> WHAT IS NEEDED
Locate every line in the records below that holds the word "this" and return each one.

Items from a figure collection
╭──

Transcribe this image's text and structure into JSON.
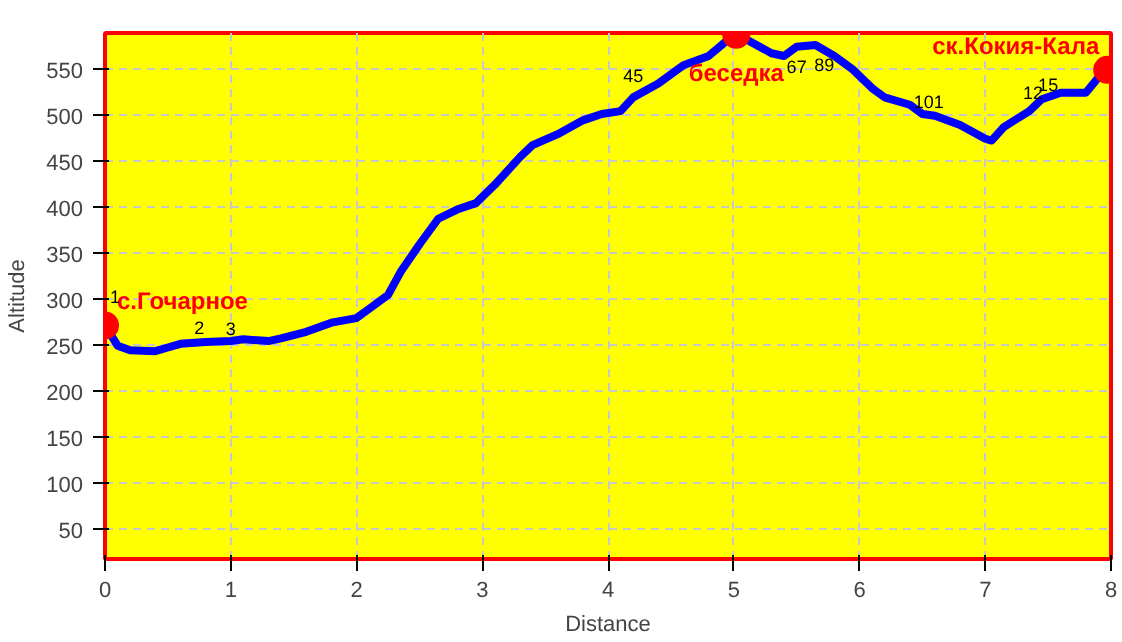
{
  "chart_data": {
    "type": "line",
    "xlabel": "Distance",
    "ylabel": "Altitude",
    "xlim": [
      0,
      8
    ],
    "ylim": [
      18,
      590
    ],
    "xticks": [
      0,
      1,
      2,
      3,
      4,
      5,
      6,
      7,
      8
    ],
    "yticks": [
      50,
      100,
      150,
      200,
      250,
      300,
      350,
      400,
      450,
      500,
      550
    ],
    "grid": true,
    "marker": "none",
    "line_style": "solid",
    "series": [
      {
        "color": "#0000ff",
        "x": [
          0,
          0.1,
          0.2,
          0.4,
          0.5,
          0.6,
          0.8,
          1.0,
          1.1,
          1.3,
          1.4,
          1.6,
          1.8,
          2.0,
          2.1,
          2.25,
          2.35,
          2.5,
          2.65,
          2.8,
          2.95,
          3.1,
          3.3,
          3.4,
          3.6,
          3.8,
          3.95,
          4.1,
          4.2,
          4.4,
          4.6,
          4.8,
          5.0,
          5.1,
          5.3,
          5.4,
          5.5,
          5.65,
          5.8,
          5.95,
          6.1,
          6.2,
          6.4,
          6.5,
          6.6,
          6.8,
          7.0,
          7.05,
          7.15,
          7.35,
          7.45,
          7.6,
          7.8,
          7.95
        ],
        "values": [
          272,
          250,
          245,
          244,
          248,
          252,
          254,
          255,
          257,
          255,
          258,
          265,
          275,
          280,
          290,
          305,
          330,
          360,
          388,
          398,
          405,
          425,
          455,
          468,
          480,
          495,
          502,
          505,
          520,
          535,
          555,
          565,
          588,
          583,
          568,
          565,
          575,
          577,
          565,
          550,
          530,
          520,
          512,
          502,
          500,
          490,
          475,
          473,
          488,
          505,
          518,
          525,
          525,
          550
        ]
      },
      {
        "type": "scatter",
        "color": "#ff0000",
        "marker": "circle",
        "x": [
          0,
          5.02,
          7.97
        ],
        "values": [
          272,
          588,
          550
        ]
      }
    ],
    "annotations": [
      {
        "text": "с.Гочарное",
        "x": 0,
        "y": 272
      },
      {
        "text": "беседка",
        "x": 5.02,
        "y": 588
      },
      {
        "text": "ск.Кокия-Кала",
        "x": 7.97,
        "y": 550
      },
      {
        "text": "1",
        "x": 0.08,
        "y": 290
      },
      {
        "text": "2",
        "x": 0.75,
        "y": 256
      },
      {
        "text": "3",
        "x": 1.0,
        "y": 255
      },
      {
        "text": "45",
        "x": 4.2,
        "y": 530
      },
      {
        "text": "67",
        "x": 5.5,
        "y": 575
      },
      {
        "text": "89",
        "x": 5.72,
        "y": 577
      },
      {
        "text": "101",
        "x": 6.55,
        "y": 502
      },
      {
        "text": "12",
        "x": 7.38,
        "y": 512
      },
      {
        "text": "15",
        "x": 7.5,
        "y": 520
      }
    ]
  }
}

╰──
╭──

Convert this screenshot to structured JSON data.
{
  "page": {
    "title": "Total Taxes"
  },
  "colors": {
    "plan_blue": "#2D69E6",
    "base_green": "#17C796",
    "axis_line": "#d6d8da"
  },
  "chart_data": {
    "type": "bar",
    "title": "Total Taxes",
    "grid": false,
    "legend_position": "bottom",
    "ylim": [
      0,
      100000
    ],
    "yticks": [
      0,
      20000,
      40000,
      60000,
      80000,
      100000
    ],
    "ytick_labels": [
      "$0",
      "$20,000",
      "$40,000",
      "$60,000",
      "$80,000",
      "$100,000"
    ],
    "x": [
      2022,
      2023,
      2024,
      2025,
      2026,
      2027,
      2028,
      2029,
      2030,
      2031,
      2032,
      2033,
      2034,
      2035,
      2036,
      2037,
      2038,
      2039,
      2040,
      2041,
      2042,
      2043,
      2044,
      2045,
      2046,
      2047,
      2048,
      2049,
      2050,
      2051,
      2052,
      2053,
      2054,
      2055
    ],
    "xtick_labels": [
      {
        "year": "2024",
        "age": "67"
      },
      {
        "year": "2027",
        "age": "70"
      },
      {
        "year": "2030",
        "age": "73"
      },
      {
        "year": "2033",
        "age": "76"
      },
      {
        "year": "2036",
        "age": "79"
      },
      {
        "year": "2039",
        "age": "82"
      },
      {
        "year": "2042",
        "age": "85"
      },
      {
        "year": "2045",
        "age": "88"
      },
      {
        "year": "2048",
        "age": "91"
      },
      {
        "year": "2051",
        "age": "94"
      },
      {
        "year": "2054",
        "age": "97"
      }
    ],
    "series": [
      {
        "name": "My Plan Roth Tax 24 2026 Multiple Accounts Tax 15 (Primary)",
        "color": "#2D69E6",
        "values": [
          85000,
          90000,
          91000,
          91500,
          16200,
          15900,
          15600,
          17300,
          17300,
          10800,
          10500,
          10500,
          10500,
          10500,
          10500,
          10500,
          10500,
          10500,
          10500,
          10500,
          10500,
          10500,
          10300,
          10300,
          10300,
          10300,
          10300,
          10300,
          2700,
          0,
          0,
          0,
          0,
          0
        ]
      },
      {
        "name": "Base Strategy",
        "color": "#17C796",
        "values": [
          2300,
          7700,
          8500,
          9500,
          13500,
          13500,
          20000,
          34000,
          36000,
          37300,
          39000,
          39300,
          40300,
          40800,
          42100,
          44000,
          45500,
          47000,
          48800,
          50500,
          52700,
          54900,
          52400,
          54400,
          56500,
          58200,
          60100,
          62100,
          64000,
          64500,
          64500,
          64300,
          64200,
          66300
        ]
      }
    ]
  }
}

╰──
╭──

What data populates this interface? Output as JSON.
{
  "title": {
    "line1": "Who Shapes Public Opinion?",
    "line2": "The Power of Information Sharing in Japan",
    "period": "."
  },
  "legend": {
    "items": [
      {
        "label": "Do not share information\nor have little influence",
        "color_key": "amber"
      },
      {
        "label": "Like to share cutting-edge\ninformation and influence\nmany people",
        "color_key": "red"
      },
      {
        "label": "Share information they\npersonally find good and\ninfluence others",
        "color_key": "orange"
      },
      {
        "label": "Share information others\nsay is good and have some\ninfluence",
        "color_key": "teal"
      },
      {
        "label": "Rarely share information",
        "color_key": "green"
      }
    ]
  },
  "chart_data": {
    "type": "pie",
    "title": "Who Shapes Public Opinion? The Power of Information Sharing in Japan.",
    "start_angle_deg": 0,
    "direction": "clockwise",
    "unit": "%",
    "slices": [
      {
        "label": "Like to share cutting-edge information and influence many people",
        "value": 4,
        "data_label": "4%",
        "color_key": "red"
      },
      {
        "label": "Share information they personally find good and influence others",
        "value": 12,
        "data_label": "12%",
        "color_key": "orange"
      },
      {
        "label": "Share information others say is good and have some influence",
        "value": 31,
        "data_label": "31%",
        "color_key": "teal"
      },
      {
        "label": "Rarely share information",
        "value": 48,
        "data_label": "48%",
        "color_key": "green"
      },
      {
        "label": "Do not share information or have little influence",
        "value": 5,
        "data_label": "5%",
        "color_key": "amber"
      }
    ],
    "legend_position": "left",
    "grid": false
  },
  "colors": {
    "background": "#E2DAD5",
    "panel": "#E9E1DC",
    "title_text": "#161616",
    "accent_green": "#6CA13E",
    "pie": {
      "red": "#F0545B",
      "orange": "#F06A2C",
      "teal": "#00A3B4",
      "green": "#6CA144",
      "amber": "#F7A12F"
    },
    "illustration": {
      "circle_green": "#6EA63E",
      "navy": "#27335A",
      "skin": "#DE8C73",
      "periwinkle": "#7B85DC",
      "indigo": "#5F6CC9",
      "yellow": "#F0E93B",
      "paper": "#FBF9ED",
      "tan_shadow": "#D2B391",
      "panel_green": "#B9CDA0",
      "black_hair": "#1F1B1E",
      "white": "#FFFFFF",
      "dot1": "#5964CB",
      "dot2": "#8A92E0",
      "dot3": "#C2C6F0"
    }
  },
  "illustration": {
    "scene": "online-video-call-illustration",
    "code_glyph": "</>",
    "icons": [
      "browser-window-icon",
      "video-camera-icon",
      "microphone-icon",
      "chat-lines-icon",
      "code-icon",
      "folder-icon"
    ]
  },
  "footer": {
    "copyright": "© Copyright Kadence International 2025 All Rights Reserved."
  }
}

╰──

> CORRECT RESULT
Transcribe this image's text and structure into JSON.
Convert this screenshot to structured JSON data.
What data populates this interface? Output as JSON.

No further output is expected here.